RECORDS |

────────────────────

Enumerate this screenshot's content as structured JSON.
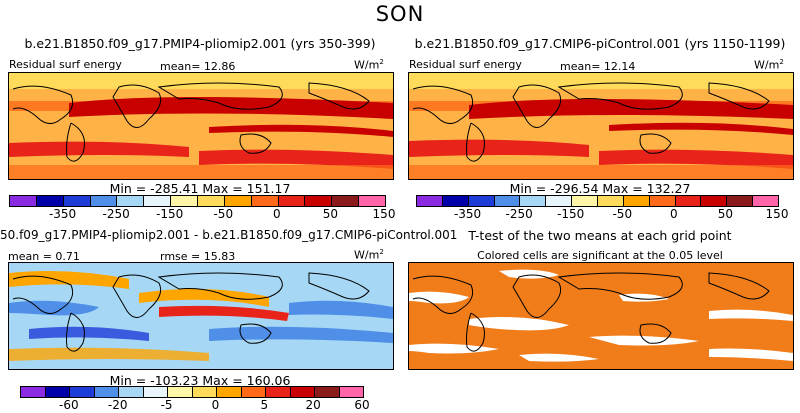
{
  "season": "SON",
  "panels": {
    "top_left": {
      "title": "b.e21.B1850.f09_g17.PMIP4-pliomip2.001 (yrs 350-399)",
      "variable": "Residual surf energy",
      "stat": "mean=  12.86",
      "units": "W/m",
      "units_sup": "2",
      "minmax": "Min = -285.41  Max = 151.17"
    },
    "top_right": {
      "title": "b.e21.B1850.f09_g17.CMIP6-piControl.001 (yrs 1150-1199)",
      "variable": "Residual surf energy",
      "stat": "mean=  12.14",
      "units": "W/m",
      "units_sup": "2",
      "minmax": "Min = -296.54  Max = 132.27"
    },
    "bottom_left": {
      "title": "50.f09_g17.PMIP4-pliomip2.001 - b.e21.B1850.f09_g17.CMIP6-piControl.001",
      "mean": "mean =   0.71",
      "rmse": "rmse =  15.83",
      "units": "W/m",
      "units_sup": "2",
      "minmax": "Min = -103.23  Max = 160.06"
    },
    "bottom_right": {
      "title": "T-test of the two means at each grid point",
      "subtitle": "Colored cells are significant at the 0.05 level"
    }
  },
  "colorbars": {
    "abs_colors": [
      "#8a2be2",
      "#0000a8",
      "#1e3cd7",
      "#4f8fe8",
      "#a6d8f5",
      "#e8f6fb",
      "#fff6a8",
      "#fedb5a",
      "#ffa500",
      "#ff6a1a",
      "#e8231a",
      "#c80000",
      "#8b1a1a",
      "#ff66aa"
    ],
    "abs_ticks": [
      "-350",
      "-250",
      "-150",
      "-50",
      "0",
      "50",
      "150"
    ],
    "diff_colors": [
      "#8a2be2",
      "#0000a8",
      "#1e3cd7",
      "#4f8fe8",
      "#a6d8f5",
      "#e8f6fb",
      "#fff6a8",
      "#fedb5a",
      "#ffa500",
      "#ff6a1a",
      "#e8231a",
      "#c80000",
      "#8b1a1a",
      "#ff66aa"
    ],
    "diff_ticks": [
      "-60",
      "-20",
      "-5",
      "0",
      "5",
      "20",
      "60"
    ]
  },
  "map_colors": {
    "abs_base": "#ffb347",
    "abs_warm": "#e8231a",
    "abs_hot": "#c80000",
    "abs_mid": "#ff6a1a",
    "abs_light": "#fedb5a",
    "diff_base": "#a6d8f5",
    "diff_blue": "#4f8fe8",
    "diff_dark": "#1e3cd7",
    "diff_pos": "#ffa500",
    "diff_red": "#e8231a",
    "ttest": "#f07d1a",
    "land_line": "#000000"
  }
}
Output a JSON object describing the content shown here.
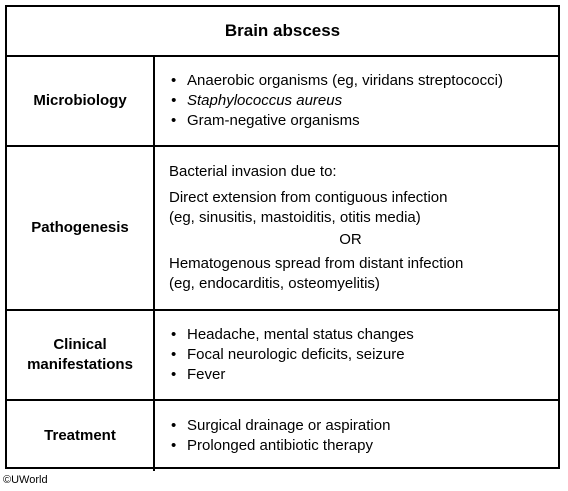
{
  "title": "Brain abscess",
  "rows": [
    {
      "label": "Microbiology",
      "bullets": [
        "Anaerobic organisms (eg, viridans streptococci)",
        "Staphylococcus aureus",
        "Gram-negative organisms"
      ]
    },
    {
      "label": "Pathogenesis",
      "intro": "Bacterial invasion due to:",
      "option1_line1": "Direct extension from contiguous infection",
      "option1_line2": "(eg, sinusitis, mastoiditis, otitis media)",
      "or": "OR",
      "option2_line1": "Hematogenous spread from distant infection",
      "option2_line2": "(eg, endocarditis, osteomyelitis)"
    },
    {
      "label_line1": "Clinical",
      "label_line2": "manifestations",
      "bullets": [
        "Headache, mental status changes",
        "Focal neurologic deficits, seizure",
        "Fever"
      ]
    },
    {
      "label": "Treatment",
      "bullets": [
        "Surgical drainage or aspiration",
        "Prolonged antibiotic therapy"
      ]
    }
  ],
  "copyright": "©UWorld"
}
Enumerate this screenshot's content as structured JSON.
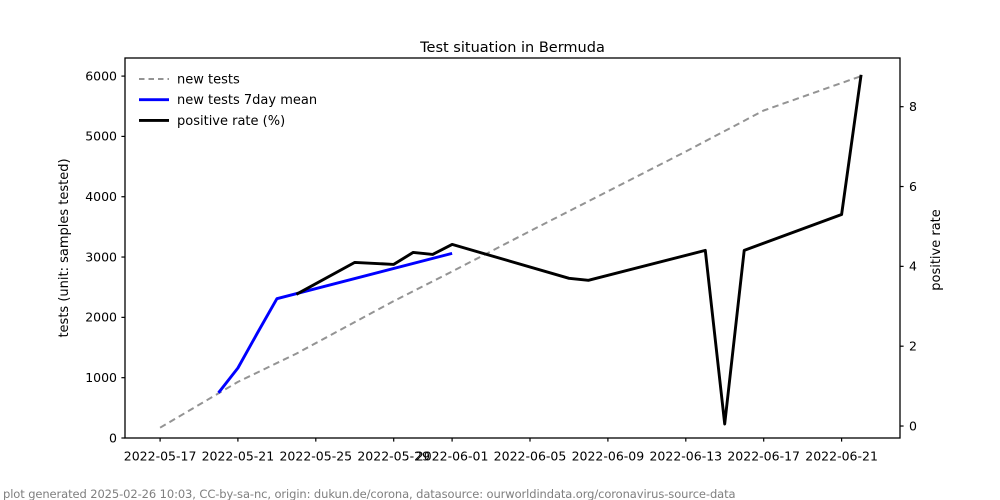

────────────────────

ASSIGNED TASK |
Exactly as they stand, the entries must be written out again, pictures excluded.

WRITTEN RESPONSE |
Enumerate this screenshot's content as structured JSON.
{
  "season": "SON",
  "panels": {
    "top_left": {
      "title": "b.e21.B1850.f09_g17.PMIP4-pliomip2.001 (yrs 350-399)",
      "variable": "Residual surf energy",
      "stat": "mean=  12.86",
      "units": "W/m",
      "units_sup": "2",
      "minmax": "Min = -285.41  Max = 151.17"
    },
    "top_right": {
      "title": "b.e21.B1850.f09_g17.CMIP6-piControl.001 (yrs 1150-1199)",
      "variable": "Residual surf energy",
      "stat": "mean=  12.14",
      "units": "W/m",
      "units_sup": "2",
      "minmax": "Min = -296.54  Max = 132.27"
    },
    "bottom_left": {
      "title": "50.f09_g17.PMIP4-pliomip2.001 - b.e21.B1850.f09_g17.CMIP6-piControl.001",
      "mean": "mean =   0.71",
      "rmse": "rmse =  15.83",
      "units": "W/m",
      "units_sup": "2",
      "minmax": "Min = -103.23  Max = 160.06"
    },
    "bottom_right": {
      "title": "T-test of the two means at each grid point",
      "subtitle": "Colored cells are significant at the 0.05 level"
    }
  },
  "colorbars": {
    "abs_colors": [
      "#8a2be2",
      "#0000a8",
      "#1e3cd7",
      "#4f8fe8",
      "#a6d8f5",
      "#e8f6fb",
      "#fff6a8",
      "#fedb5a",
      "#ffa500",
      "#ff6a1a",
      "#e8231a",
      "#c80000",
      "#8b1a1a",
      "#ff66aa"
    ],
    "abs_ticks": [
      "-350",
      "-250",
      "-150",
      "-50",
      "0",
      "50",
      "150"
    ],
    "diff_colors": [
      "#8a2be2",
      "#0000a8",
      "#1e3cd7",
      "#4f8fe8",
      "#a6d8f5",
      "#e8f6fb",
      "#fff6a8",
      "#fedb5a",
      "#ffa500",
      "#ff6a1a",
      "#e8231a",
      "#c80000",
      "#8b1a1a",
      "#ff66aa"
    ],
    "diff_ticks": [
      "-60",
      "-20",
      "-5",
      "0",
      "5",
      "20",
      "60"
    ]
  },
  "map_colors": {
    "abs_base": "#ffb347",
    "abs_warm": "#e8231a",
    "abs_hot": "#c80000",
    "abs_mid": "#ff6a1a",
    "abs_light": "#fedb5a",
    "diff_base": "#a6d8f5",
    "diff_blue": "#4f8fe8",
    "diff_dark": "#1e3cd7",
    "diff_pos": "#ffa500",
    "diff_red": "#e8231a",
    "ttest": "#f07d1a",
    "land_line": "#000000"
  }
}
Output a JSON object describing the content shown here.
{
  "title": "Brain abscess",
  "rows": [
    {
      "label": "Microbiology",
      "bullets": [
        "Anaerobic organisms (eg, viridans streptococci)",
        "Staphylococcus aureus",
        "Gram-negative organisms"
      ]
    },
    {
      "label": "Pathogenesis",
      "intro": "Bacterial invasion due to:",
      "option1_line1": "Direct extension from contiguous infection",
      "option1_line2": "(eg, sinusitis, mastoiditis, otitis media)",
      "or": "OR",
      "option2_line1": "Hematogenous spread from distant infection",
      "option2_line2": "(eg, endocarditis, osteomyelitis)"
    },
    {
      "label_line1": "Clinical",
      "label_line2": "manifestations",
      "bullets": [
        "Headache, mental status changes",
        "Focal neurologic deficits, seizure",
        "Fever"
      ]
    },
    {
      "label": "Treatment",
      "bullets": [
        "Surgical drainage or aspiration",
        "Prolonged antibiotic therapy"
      ]
    }
  ],
  "copyright": "©UWorld"
}
Enumerate this screenshot's content as structured JSON.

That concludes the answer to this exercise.